— Set task —
Copy out the listing below with each "cell-unidade" switched to "cell-unit" and every other character left as is. Leave the pictures out of your answer.

Dataset items
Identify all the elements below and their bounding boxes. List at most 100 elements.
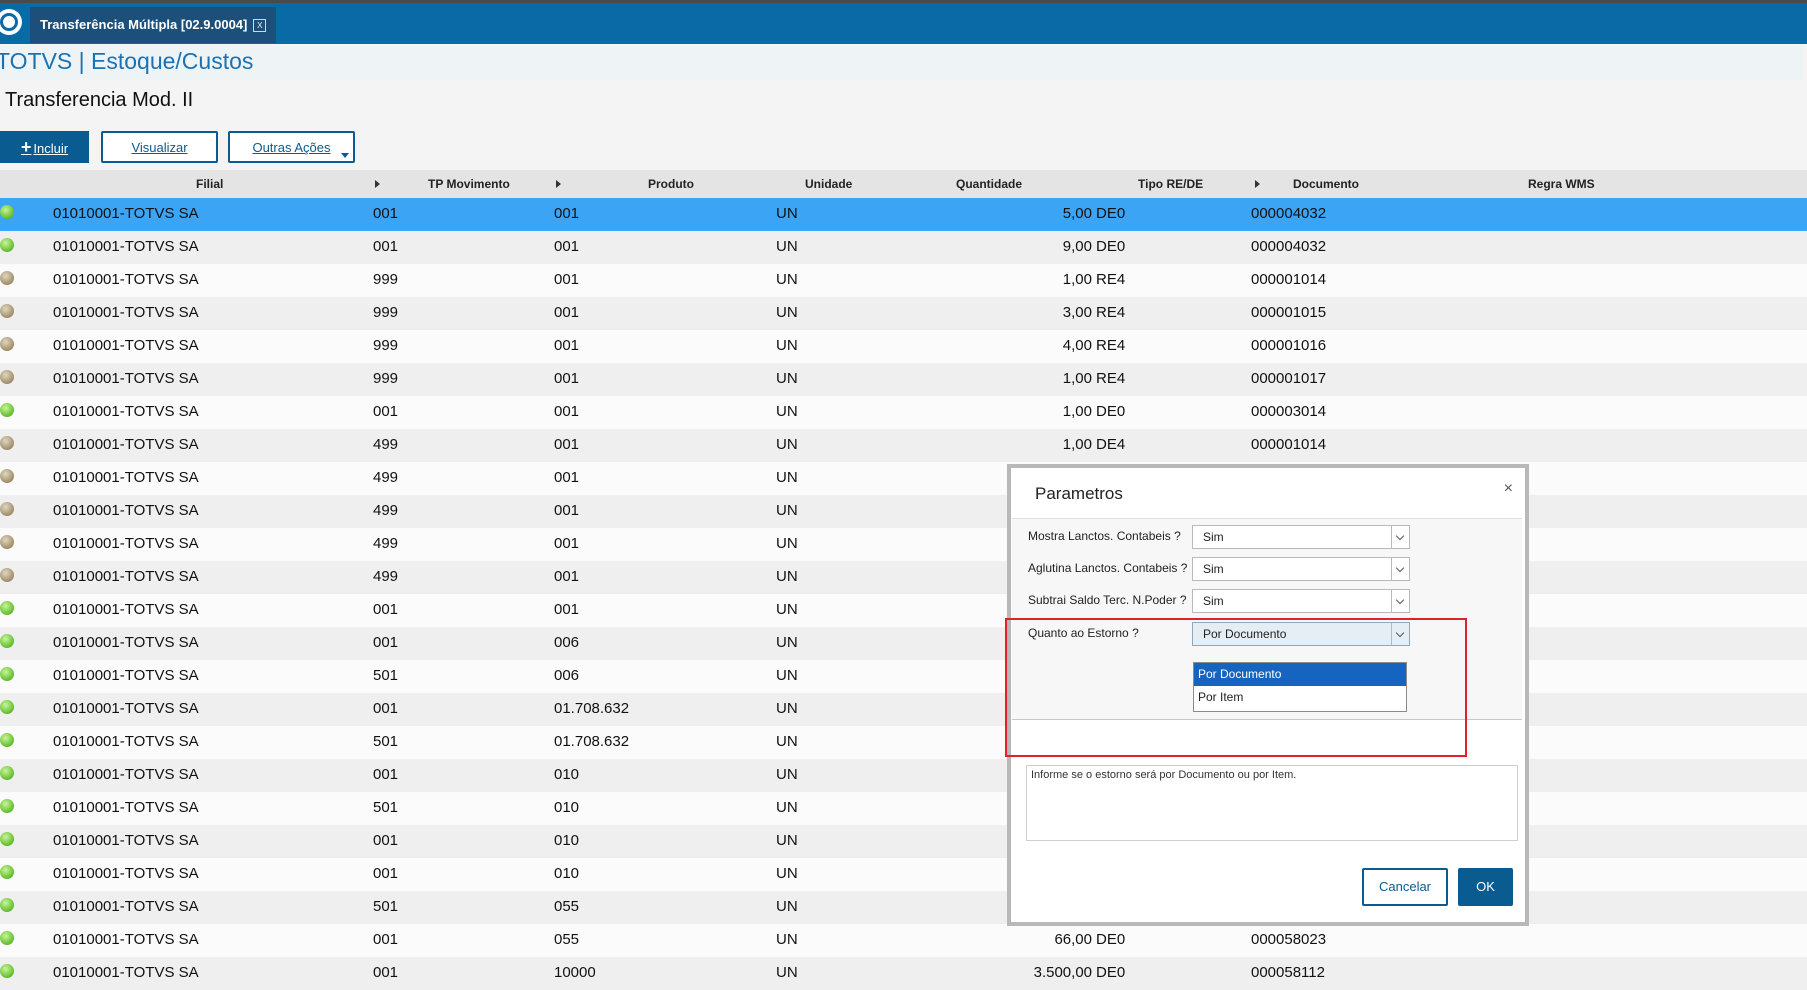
table-row[interactable]: 01010001-TOTVS SA 999 001 UN 1,00 RE4 00000101… <box>0 363 1807 396</box>
cell-unidade: UN <box>776 304 798 321</box>
table-row[interactable]: 01010001-TOTVS SA 499 001 UN <box>0 462 1807 495</box>
table-row[interactable]: 01010001-TOTVS SA 001 010 UN <box>0 858 1807 891</box>
cell-quantidade: 9,00 <box>1062 238 1092 255</box>
table-row[interactable]: 01010001-TOTVS SA 499 001 UN <box>0 528 1807 561</box>
cell-filial: 01010001-TOTVS SA <box>53 370 199 387</box>
table-row[interactable]: 01010001-TOTVS SA 499 001 UN <box>0 495 1807 528</box>
col-produto[interactable]: Produto <box>648 177 694 191</box>
table-row[interactable]: 01010001-TOTVS SA 499 001 UN <box>0 561 1807 594</box>
cell-documento: 000004032 <box>1251 238 1327 255</box>
cell-unidade: UN <box>776 667 798 684</box>
outras-acoes-button[interactable]: Outras Ações <box>228 131 355 163</box>
visualizar-button[interactable]: Visualizar <box>101 131 218 163</box>
cell-filial: 01010001-TOTVS SA <box>53 799 199 816</box>
param-label: Quanto ao Estorno ? <box>1028 626 1139 640</box>
cell-produto: 055 <box>554 898 580 915</box>
table-row[interactable]: 01010001-TOTVS SA 001 01.708.632 UN <box>0 693 1807 726</box>
table-row[interactable]: 01010001-TOTVS SA 001 001 UN <box>0 594 1807 627</box>
col-regra-wms[interactable]: Regra WMS <box>1528 177 1595 191</box>
cell-filial: 01010001-TOTVS SA <box>53 337 199 354</box>
table-row[interactable]: 01010001-TOTVS SA 001 10000 UN 3.500,00 DE0 00… <box>0 957 1807 990</box>
param-select-subtrai-saldo[interactable]: Sim <box>1192 589 1410 613</box>
chevron-down-icon[interactable] <box>1391 526 1409 548</box>
table-row[interactable]: 01010001-TOTVS SA 001 001 UN 5,00 DE0 00000403… <box>0 198 1807 231</box>
cell-tipo-re-de: DE0 <box>1096 205 1126 222</box>
cell-unidade: UN <box>776 238 798 255</box>
cell-produto: 010 <box>554 766 580 783</box>
param-select-aglutina-lanctos[interactable]: Sim <box>1192 557 1410 581</box>
col-tp-movimento[interactable]: TP Movimento <box>428 177 510 191</box>
incluir-button[interactable]: + Incluir <box>0 131 89 163</box>
table-row[interactable]: 01010001-TOTVS SA 501 01.708.632 UN <box>0 726 1807 759</box>
col-filial[interactable]: Filial <box>196 177 223 191</box>
table-row[interactable]: 01010001-TOTVS SA 499 001 UN 1,00 DE4 00000101… <box>0 429 1807 462</box>
cell-quantidade: 4,00 <box>1062 337 1092 354</box>
cell-tp-movimento: 001 <box>373 205 399 222</box>
cell-documento: 000001015 <box>1251 304 1327 321</box>
table-row[interactable]: 01010001-TOTVS SA 001 001 UN 9,00 DE0 00000403… <box>0 231 1807 264</box>
cell-quantidade: 1,00 <box>1062 271 1092 288</box>
cancel-button[interactable]: Cancelar <box>1362 868 1448 906</box>
col-tipo-re-de[interactable]: Tipo RE/DE <box>1138 177 1203 191</box>
data-grid: Filial TP Movimento Produto Unidade Quan… <box>0 170 1807 990</box>
sort-arrow-icon[interactable] <box>556 180 561 188</box>
option-por-item[interactable]: Por Item <box>1194 686 1406 709</box>
cell-tipo-re-de: RE4 <box>1096 304 1126 321</box>
ok-button[interactable]: OK <box>1458 868 1513 906</box>
table-row[interactable]: 01010001-TOTVS SA 501 055 UN <box>0 891 1807 924</box>
cell-unidade: UN <box>776 799 798 816</box>
chevron-down-icon[interactable] <box>1391 558 1409 580</box>
cell-documento: 000058023 <box>1251 931 1327 948</box>
cell-produto: 001 <box>554 601 580 618</box>
cell-produto: 001 <box>554 403 580 420</box>
table-row[interactable]: 01010001-TOTVS SA 999 001 UN 1,00 RE4 00000101… <box>0 264 1807 297</box>
cell-tp-movimento: 501 <box>373 733 399 750</box>
tab-transferencia-multipla[interactable]: Transferência Múltipla [02.9.0004] x <box>30 7 277 43</box>
cell-filial: 01010001-TOTVS SA <box>53 964 199 981</box>
cell-quantidade: 1,00 <box>1062 403 1092 420</box>
cell-documento: 000003014 <box>1251 403 1327 420</box>
close-icon[interactable]: × <box>1504 480 1513 498</box>
select-value: Sim <box>1203 594 1224 608</box>
param-select-mostra-lanctos[interactable]: Sim <box>1192 525 1410 549</box>
cell-tipo-re-de: DE0 <box>1096 964 1126 981</box>
table-row[interactable]: 01010001-TOTVS SA 001 010 UN <box>0 825 1807 858</box>
chevron-down-icon[interactable] <box>1391 590 1409 612</box>
chevron-down-icon[interactable] <box>1391 623 1409 645</box>
col-documento[interactable]: Documento <box>1293 177 1359 191</box>
col-unidade[interactable]: Unidade <box>805 177 852 191</box>
table-row[interactable]: 01010001-TOTVS SA 001 055 UN 66,00 DE0 0000580… <box>0 924 1807 957</box>
cell-produto: 001 <box>554 535 580 552</box>
status-dot-icon <box>0 304 14 318</box>
cell-tipo-re-de: DE4 <box>1096 436 1126 453</box>
param-select-quanto-estorno[interactable]: Por Documento <box>1192 622 1410 646</box>
col-quantidade[interactable]: Quantidade <box>956 177 1022 191</box>
cell-produto: 001 <box>554 469 580 486</box>
table-row[interactable]: 01010001-TOTVS SA 501 006 UN <box>0 660 1807 693</box>
option-por-documento[interactable]: Por Documento <box>1194 663 1406 686</box>
table-row[interactable]: 01010001-TOTVS SA 501 010 UN <box>0 792 1807 825</box>
cell-tipo-re-de: DE0 <box>1096 238 1126 255</box>
cell-filial: 01010001-TOTVS SA <box>53 205 199 222</box>
cell-produto: 001 <box>554 238 580 255</box>
cell-tp-movimento: 001 <box>373 403 399 420</box>
cell-unidade: UN <box>776 865 798 882</box>
status-dot-icon <box>0 370 14 384</box>
table-row[interactable]: 01010001-TOTVS SA 001 001 UN 1,00 DE0 00000301… <box>0 396 1807 429</box>
sort-arrow-icon[interactable] <box>375 180 380 188</box>
cell-filial: 01010001-TOTVS SA <box>53 898 199 915</box>
close-tab-icon[interactable]: x <box>253 18 267 32</box>
table-row[interactable]: 01010001-TOTVS SA 001 010 UN <box>0 759 1807 792</box>
cell-tipo-re-de: RE4 <box>1096 271 1126 288</box>
cell-filial: 01010001-TOTVS SA <box>53 733 199 750</box>
table-row[interactable]: 01010001-TOTVS SA 999 001 UN 3,00 RE4 00000101… <box>0 297 1807 330</box>
status-dot-icon <box>0 403 14 417</box>
table-row[interactable]: 01010001-TOTVS SA 001 006 UN <box>0 627 1807 660</box>
table-row[interactable]: 01010001-TOTVS SA 999 001 UN 4,00 RE4 00000101… <box>0 330 1807 363</box>
cell-quantidade: 66,00 <box>1054 931 1092 948</box>
sort-arrow-icon[interactable] <box>1255 180 1260 188</box>
cell-produto: 001 <box>554 502 580 519</box>
cell-tp-movimento: 001 <box>373 634 399 651</box>
cell-unidade: UN <box>776 733 798 750</box>
cell-produto: 001 <box>554 337 580 354</box>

— Task result —
Identify all the elements below and their bounding boxes. List at most 100 elements.
table-row[interactable]: 01010001-TOTVS SA 999 001 UN 1,00 RE4 00000101… <box>0 363 1807 396</box>
cell-unit: UN <box>776 304 798 321</box>
table-row[interactable]: 01010001-TOTVS SA 499 001 UN <box>0 462 1807 495</box>
table-row[interactable]: 01010001-TOTVS SA 001 010 UN <box>0 858 1807 891</box>
cell-quantidade: 9,00 <box>1062 238 1092 255</box>
table-row[interactable]: 01010001-TOTVS SA 499 001 UN <box>0 528 1807 561</box>
cell-filial: 01010001-TOTVS SA <box>53 370 199 387</box>
table-row[interactable]: 01010001-TOTVS SA 499 001 UN <box>0 495 1807 528</box>
col-produto[interactable]: Produto <box>648 177 694 191</box>
table-row[interactable]: 01010001-TOTVS SA 499 001 UN <box>0 561 1807 594</box>
cell-documento: 000004032 <box>1251 238 1327 255</box>
cell-unit: UN <box>776 667 798 684</box>
outras-acoes-button[interactable]: Outras Ações <box>228 131 355 163</box>
visualizar-button[interactable]: Visualizar <box>101 131 218 163</box>
cell-filial: 01010001-TOTVS SA <box>53 799 199 816</box>
param-label: Quanto ao Estorno ? <box>1028 626 1139 640</box>
cell-produto: 055 <box>554 898 580 915</box>
table-row[interactable]: 01010001-TOTVS SA 001 01.708.632 UN <box>0 693 1807 726</box>
table-row[interactable]: 01010001-TOTVS SA 001 001 UN <box>0 594 1807 627</box>
col-regra-wms[interactable]: Regra WMS <box>1528 177 1595 191</box>
cell-filial: 01010001-TOTVS SA <box>53 337 199 354</box>
table-row[interactable]: 01010001-TOTVS SA 001 10000 UN 3.500,00 DE0 00… <box>0 957 1807 990</box>
param-select-subtrai-saldo[interactable]: Sim <box>1192 589 1410 613</box>
chevron-down-icon[interactable] <box>1391 526 1409 548</box>
table-row[interactable]: 01010001-TOTVS SA 001 001 UN 5,00 DE0 00000403… <box>0 198 1807 231</box>
cell-tipo-re-de: DE0 <box>1096 205 1126 222</box>
cell-unit: UN <box>776 238 798 255</box>
cell-produto: 010 <box>554 766 580 783</box>
param-select-aglutina-lanctos[interactable]: Sim <box>1192 557 1410 581</box>
col-tp-movimento[interactable]: TP Movimento <box>428 177 510 191</box>
incluir-button[interactable]: + Incluir <box>0 131 89 163</box>
table-row[interactable]: 01010001-TOTVS SA 501 01.708.632 UN <box>0 726 1807 759</box>
col-filial[interactable]: Filial <box>196 177 223 191</box>
table-row[interactable]: 01010001-TOTVS SA 499 001 UN 1,00 DE4 00000101… <box>0 429 1807 462</box>
cell-quantidade: 4,00 <box>1062 337 1092 354</box>
cell-tp-movimento: 001 <box>373 205 399 222</box>
cell-documento: 000001015 <box>1251 304 1327 321</box>
table-row[interactable]: 01010001-TOTVS SA 001 001 UN 9,00 DE0 00000403… <box>0 231 1807 264</box>
cell-quantidade: 1,00 <box>1062 271 1092 288</box>
cancel-button[interactable]: Cancelar <box>1362 868 1448 906</box>
col-tipo-re-de[interactable]: Tipo RE/DE <box>1138 177 1203 191</box>
data-grid: Filial TP Movimento Produto Unidade Quan… <box>0 170 1807 990</box>
sort-arrow-icon[interactable] <box>556 180 561 188</box>
option-por-item[interactable]: Por Item <box>1194 686 1406 709</box>
cell-tipo-re-de: RE4 <box>1096 304 1126 321</box>
ok-button[interactable]: OK <box>1458 868 1513 906</box>
table-row[interactable]: 01010001-TOTVS SA 501 055 UN <box>0 891 1807 924</box>
cell-unit: UN <box>776 799 798 816</box>
chevron-down-icon[interactable] <box>1391 558 1409 580</box>
cell-documento: 000058023 <box>1251 931 1327 948</box>
cell-produto: 001 <box>554 601 580 618</box>
cell-produto: 001 <box>554 403 580 420</box>
table-row[interactable]: 01010001-TOTVS SA 999 001 UN 1,00 RE4 00000101… <box>0 264 1807 297</box>
cell-tp-movimento: 501 <box>373 733 399 750</box>
tab-transferencia-multipla[interactable]: Transferência Múltipla [02.9.0004] x <box>30 7 277 43</box>
cell-filial: 01010001-TOTVS SA <box>53 964 199 981</box>
cell-quantidade: 1,00 <box>1062 403 1092 420</box>
cell-documento: 000003014 <box>1251 403 1327 420</box>
close-icon[interactable]: × <box>1504 480 1513 498</box>
select-value: Sim <box>1203 594 1224 608</box>
param-select-mostra-lanctos[interactable]: Sim <box>1192 525 1410 549</box>
cell-tipo-re-de: DE0 <box>1096 964 1126 981</box>
table-row[interactable]: 01010001-TOTVS SA 001 010 UN <box>0 825 1807 858</box>
chevron-down-icon[interactable] <box>1391 590 1409 612</box>
chevron-down-icon[interactable] <box>1391 623 1409 645</box>
col-documento[interactable]: Documento <box>1293 177 1359 191</box>
col-unidade[interactable]: Unidade <box>805 177 852 191</box>
table-row[interactable]: 01010001-TOTVS SA 001 055 UN 66,00 DE0 0000580… <box>0 924 1807 957</box>
cell-produto: 001 <box>554 535 580 552</box>
status-dot-icon <box>0 304 14 318</box>
cell-tipo-re-de: DE4 <box>1096 436 1126 453</box>
param-select-quanto-estorno[interactable]: Por Documento <box>1192 622 1410 646</box>
col-quantidade[interactable]: Quantidade <box>956 177 1022 191</box>
cell-produto: 001 <box>554 469 580 486</box>
table-row[interactable]: 01010001-TOTVS SA 501 006 UN <box>0 660 1807 693</box>
option-por-documento[interactable]: Por Documento <box>1194 663 1406 686</box>
table-row[interactable]: 01010001-TOTVS SA 501 010 UN <box>0 792 1807 825</box>
cell-tipo-re-de: DE0 <box>1096 238 1126 255</box>
cell-filial: 01010001-TOTVS SA <box>53 205 199 222</box>
cell-produto: 001 <box>554 238 580 255</box>
cell-tp-movimento: 001 <box>373 403 399 420</box>
cell-unit: UN <box>776 865 798 882</box>
status-dot-icon <box>0 370 14 384</box>
table-row[interactable]: 01010001-TOTVS SA 001 001 UN 1,00 DE0 00000301… <box>0 396 1807 429</box>
sort-arrow-icon[interactable] <box>375 180 380 188</box>
cell-filial: 01010001-TOTVS SA <box>53 898 199 915</box>
close-tab-icon[interactable]: x <box>253 18 267 32</box>
table-row[interactable]: 01010001-TOTVS SA 001 010 UN <box>0 759 1807 792</box>
cell-tipo-re-de: RE4 <box>1096 271 1126 288</box>
cell-filial: 01010001-TOTVS SA <box>53 733 199 750</box>
table-row[interactable]: 01010001-TOTVS SA 999 001 UN 3,00 RE4 00000101… <box>0 297 1807 330</box>
status-dot-icon <box>0 403 14 417</box>
table-row[interactable]: 01010001-TOTVS SA 001 006 UN <box>0 627 1807 660</box>
table-row[interactable]: 01010001-TOTVS SA 999 001 UN 4,00 RE4 00000101… <box>0 330 1807 363</box>
cell-quantidade: 66,00 <box>1054 931 1092 948</box>
sort-arrow-icon[interactable] <box>1255 180 1260 188</box>
cell-produto: 001 <box>554 502 580 519</box>
cell-tp-movimento: 001 <box>373 634 399 651</box>
cell-unit: UN <box>776 733 798 750</box>
cell-produto: 001 <box>554 337 580 354</box>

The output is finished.